DATA FOR THIS TASK:

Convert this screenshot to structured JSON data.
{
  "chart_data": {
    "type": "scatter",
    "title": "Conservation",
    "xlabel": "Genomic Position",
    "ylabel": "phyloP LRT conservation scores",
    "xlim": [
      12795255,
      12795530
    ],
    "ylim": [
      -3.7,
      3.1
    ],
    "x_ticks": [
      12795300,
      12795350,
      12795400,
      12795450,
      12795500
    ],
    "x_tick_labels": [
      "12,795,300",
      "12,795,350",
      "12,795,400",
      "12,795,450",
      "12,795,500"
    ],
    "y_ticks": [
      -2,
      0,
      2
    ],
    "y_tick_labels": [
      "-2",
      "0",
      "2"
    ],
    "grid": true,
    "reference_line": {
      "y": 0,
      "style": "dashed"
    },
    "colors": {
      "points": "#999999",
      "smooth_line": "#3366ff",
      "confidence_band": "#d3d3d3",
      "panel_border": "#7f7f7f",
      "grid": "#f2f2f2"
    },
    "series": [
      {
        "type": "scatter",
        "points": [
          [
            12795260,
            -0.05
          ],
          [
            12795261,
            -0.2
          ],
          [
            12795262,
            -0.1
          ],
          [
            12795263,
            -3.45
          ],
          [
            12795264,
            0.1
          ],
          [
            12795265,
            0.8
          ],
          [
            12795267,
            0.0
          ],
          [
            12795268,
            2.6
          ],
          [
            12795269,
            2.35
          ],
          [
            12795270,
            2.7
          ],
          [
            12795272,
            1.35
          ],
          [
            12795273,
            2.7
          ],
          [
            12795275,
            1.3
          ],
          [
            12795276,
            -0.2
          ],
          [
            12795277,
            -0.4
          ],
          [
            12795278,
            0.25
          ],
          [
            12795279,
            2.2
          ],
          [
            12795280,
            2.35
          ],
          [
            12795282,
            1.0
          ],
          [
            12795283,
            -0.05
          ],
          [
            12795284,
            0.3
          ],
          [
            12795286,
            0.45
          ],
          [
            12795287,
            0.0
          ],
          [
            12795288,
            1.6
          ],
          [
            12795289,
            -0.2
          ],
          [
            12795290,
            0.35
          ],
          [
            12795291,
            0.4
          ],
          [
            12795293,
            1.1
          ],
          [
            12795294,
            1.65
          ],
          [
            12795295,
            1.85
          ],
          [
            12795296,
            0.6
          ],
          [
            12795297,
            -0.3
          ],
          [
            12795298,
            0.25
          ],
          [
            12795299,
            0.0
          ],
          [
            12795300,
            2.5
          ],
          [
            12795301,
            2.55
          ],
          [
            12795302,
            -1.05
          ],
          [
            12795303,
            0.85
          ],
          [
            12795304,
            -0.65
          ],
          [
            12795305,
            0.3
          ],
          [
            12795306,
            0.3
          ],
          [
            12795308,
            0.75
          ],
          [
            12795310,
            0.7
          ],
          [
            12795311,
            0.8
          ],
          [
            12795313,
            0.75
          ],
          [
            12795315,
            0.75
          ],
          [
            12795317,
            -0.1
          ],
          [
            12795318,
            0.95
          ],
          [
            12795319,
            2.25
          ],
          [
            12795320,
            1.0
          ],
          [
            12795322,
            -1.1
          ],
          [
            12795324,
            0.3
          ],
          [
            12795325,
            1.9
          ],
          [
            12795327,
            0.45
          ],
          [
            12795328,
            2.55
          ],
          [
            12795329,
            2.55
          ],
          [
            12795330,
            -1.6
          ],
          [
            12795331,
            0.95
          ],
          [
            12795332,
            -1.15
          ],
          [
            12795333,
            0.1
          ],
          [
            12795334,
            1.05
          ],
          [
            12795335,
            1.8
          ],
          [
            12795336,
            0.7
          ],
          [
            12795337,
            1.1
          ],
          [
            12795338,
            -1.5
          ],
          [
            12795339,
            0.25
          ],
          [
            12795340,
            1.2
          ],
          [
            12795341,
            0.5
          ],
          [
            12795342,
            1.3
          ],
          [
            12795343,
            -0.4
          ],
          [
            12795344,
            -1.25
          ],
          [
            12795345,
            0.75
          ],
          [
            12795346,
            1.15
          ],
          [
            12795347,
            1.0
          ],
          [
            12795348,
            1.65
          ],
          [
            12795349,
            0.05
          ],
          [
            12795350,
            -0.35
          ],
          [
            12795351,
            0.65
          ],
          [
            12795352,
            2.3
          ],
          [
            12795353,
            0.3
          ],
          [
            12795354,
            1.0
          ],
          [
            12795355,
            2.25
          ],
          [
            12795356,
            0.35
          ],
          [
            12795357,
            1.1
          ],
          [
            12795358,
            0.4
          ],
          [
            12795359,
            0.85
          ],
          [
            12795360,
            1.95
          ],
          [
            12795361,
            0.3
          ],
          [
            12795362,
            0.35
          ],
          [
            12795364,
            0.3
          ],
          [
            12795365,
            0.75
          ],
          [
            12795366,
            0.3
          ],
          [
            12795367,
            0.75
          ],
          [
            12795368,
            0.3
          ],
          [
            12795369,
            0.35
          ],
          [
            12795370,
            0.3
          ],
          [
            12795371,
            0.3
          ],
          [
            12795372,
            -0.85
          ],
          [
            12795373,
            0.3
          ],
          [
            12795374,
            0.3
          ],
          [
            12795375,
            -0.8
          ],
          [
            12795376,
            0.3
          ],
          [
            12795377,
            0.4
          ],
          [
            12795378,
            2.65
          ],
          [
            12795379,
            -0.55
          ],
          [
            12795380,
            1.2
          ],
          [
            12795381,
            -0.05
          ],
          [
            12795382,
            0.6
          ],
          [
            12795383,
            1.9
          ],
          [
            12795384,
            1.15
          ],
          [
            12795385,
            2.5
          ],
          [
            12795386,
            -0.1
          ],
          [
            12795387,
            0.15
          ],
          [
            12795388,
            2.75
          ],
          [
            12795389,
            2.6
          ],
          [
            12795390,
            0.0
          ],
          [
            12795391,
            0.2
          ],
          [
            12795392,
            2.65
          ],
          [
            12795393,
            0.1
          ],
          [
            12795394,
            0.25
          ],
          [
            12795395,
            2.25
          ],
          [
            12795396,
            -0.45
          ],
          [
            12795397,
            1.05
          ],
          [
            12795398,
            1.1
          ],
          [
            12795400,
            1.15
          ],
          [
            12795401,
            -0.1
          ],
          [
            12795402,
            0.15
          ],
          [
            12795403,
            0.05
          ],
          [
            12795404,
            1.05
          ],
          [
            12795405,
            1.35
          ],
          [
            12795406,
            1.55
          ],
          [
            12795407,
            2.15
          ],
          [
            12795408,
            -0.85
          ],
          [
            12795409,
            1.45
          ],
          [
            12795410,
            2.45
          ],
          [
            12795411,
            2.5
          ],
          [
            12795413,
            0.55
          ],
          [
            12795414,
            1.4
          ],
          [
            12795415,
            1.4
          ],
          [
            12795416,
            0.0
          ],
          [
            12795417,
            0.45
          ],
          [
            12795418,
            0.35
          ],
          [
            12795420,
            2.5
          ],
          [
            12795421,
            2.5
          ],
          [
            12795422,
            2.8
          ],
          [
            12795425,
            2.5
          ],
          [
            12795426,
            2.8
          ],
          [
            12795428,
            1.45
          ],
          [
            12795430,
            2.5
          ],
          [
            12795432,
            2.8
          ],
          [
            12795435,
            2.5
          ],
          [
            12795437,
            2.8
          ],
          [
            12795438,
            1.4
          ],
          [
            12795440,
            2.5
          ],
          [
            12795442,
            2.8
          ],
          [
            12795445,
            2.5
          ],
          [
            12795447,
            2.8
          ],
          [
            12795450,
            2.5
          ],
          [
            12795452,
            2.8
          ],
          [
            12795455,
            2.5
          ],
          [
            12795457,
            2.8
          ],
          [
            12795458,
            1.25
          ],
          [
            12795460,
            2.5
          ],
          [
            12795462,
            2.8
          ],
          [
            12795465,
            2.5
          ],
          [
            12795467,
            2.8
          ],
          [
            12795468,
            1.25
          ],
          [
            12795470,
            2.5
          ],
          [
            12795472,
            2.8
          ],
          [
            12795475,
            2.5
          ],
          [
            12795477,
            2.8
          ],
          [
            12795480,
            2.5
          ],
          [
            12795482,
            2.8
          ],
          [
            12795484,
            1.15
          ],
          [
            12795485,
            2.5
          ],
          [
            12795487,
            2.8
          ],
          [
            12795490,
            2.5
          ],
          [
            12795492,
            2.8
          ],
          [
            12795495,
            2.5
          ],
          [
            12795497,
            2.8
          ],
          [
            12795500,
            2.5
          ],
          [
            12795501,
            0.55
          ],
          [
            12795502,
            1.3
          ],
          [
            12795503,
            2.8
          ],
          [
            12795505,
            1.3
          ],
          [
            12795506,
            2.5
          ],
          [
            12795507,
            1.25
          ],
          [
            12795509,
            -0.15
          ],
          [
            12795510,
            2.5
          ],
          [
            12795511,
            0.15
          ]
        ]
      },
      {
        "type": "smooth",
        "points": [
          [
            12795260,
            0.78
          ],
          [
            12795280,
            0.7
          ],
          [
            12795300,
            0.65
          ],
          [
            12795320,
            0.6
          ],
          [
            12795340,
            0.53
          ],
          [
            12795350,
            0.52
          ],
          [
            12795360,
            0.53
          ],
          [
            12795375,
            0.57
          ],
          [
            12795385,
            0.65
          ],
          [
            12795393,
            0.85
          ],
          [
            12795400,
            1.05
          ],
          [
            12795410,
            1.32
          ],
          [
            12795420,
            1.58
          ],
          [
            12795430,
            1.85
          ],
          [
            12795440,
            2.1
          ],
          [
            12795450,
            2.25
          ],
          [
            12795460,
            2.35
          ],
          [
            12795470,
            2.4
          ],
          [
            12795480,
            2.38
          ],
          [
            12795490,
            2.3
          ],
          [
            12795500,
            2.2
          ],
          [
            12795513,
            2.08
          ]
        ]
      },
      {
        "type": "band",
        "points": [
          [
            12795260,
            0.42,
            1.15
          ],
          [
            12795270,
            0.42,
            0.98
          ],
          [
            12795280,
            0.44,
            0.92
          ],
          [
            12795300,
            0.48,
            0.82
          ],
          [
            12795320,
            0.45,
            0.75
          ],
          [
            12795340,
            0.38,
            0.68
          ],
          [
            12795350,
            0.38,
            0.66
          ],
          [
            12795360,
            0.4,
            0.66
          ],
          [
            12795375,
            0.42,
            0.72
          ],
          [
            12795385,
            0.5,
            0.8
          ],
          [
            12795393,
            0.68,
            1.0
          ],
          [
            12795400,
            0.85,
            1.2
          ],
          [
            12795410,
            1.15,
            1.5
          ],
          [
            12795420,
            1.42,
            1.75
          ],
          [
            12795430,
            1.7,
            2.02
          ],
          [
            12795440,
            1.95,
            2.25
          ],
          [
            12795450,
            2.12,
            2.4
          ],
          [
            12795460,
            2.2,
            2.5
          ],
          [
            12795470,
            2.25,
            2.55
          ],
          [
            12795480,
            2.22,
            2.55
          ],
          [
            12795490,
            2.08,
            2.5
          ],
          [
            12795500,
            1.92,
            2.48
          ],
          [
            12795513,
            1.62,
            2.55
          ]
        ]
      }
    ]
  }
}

ASSIGNMENT: Starting from the records above, filter out all lines except those containing the word "type".

RESULT FOR THIS TASK:
    "type": "scatter",
        "type": "scatter",
        "type": "smooth",
        "type": "band",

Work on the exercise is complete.